(Data items)
** Begin **
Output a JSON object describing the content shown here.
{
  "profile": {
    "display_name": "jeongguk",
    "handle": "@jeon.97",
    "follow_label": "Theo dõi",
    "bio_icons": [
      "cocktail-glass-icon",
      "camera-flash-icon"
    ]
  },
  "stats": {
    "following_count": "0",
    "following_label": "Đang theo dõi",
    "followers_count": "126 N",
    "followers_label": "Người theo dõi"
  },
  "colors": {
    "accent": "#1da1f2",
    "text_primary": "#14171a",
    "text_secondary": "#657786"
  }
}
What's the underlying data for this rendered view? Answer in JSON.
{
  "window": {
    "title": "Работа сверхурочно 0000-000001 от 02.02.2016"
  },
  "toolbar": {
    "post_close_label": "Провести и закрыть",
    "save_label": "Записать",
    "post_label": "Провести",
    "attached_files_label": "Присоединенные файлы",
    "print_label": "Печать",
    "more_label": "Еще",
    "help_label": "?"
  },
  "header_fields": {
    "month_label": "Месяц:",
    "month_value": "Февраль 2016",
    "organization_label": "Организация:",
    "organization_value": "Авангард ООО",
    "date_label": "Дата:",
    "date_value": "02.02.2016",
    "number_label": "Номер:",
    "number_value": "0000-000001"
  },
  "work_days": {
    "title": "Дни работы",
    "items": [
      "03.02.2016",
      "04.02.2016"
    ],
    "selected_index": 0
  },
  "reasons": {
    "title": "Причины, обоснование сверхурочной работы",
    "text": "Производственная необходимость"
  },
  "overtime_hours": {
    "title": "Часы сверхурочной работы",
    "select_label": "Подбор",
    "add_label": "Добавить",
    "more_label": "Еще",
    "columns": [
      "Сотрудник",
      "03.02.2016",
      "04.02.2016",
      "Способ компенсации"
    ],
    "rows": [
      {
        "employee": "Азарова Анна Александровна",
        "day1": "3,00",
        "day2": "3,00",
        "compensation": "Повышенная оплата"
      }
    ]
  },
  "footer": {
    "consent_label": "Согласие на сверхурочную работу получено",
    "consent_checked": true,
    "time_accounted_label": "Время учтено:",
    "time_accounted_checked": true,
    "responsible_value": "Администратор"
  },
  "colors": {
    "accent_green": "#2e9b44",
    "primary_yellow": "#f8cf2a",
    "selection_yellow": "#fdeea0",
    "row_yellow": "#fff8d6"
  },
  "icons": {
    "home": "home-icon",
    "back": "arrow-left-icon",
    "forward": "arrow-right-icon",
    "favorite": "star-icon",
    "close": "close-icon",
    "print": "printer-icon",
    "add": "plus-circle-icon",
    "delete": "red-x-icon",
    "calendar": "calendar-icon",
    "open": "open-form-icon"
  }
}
** End **
## Your task:
Write each line above out exactly.

## Final result:
Output a JSON object describing the content shown here.
{
  "profile": {
    "display_name": "jeongguk",
    "handle": "@jeon.97",
    "follow_label": "Theo dõi",
    "bio_icons": [
      "cocktail-glass-icon",
      "camera-flash-icon"
    ]
  },
  "stats": {
    "following_count": "0",
    "following_label": "Đang theo dõi",
    "followers_count": "126 N",
    "followers_label": "Người theo dõi"
  },
  "colors": {
    "accent": "#1da1f2",
    "text_primary": "#14171a",
    "text_secondary": "#657786"
  }
}
What's the underlying data for this rendered view? Answer in JSON.
{
  "window": {
    "title": "Работа сверхурочно 0000-000001 от 02.02.2016"
  },
  "toolbar": {
    "post_close_label": "Провести и закрыть",
    "save_label": "Записать",
    "post_label": "Провести",
    "attached_files_label": "Присоединенные файлы",
    "print_label": "Печать",
    "more_label": "Еще",
    "help_label": "?"
  },
  "header_fields": {
    "month_label": "Месяц:",
    "month_value": "Февраль 2016",
    "organization_label": "Организация:",
    "organization_value": "Авангард ООО",
    "date_label": "Дата:",
    "date_value": "02.02.2016",
    "number_label": "Номер:",
    "number_value": "0000-000001"
  },
  "work_days": {
    "title": "Дни работы",
    "items": [
      "03.02.2016",
      "04.02.2016"
    ],
    "selected_index": 0
  },
  "reasons": {
    "title": "Причины, обоснование сверхурочной работы",
    "text": "Производственная необходимость"
  },
  "overtime_hours": {
    "title": "Часы сверхурочной работы",
    "select_label": "Подбор",
    "add_label": "Добавить",
    "more_label": "Еще",
    "columns": [
      "Сотрудник",
      "03.02.2016",
      "04.02.2016",
      "Способ компенсации"
    ],
    "rows": [
      {
        "employee": "Азарова Анна Александровна",
        "day1": "3,00",
        "day2": "3,00",
        "compensation": "Повышенная оплата"
      }
    ]
  },
  "footer": {
    "consent_label": "Согласие на сверхурочную работу получено",
    "consent_checked": true,
    "time_accounted_label": "Время учтено:",
    "time_accounted_checked": true,
    "responsible_value": "Администратор"
  },
  "colors": {
    "accent_green": "#2e9b44",
    "primary_yellow": "#f8cf2a",
    "selection_yellow": "#fdeea0",
    "row_yellow": "#fff8d6"
  },
  "icons": {
    "home": "home-icon",
    "back": "arrow-left-icon",
    "forward": "arrow-right-icon",
    "favorite": "star-icon",
    "close": "close-icon",
    "print": "printer-icon",
    "add": "plus-circle-icon",
    "delete": "red-x-icon",
    "calendar": "calendar-icon",
    "open": "open-form-icon"
  }
}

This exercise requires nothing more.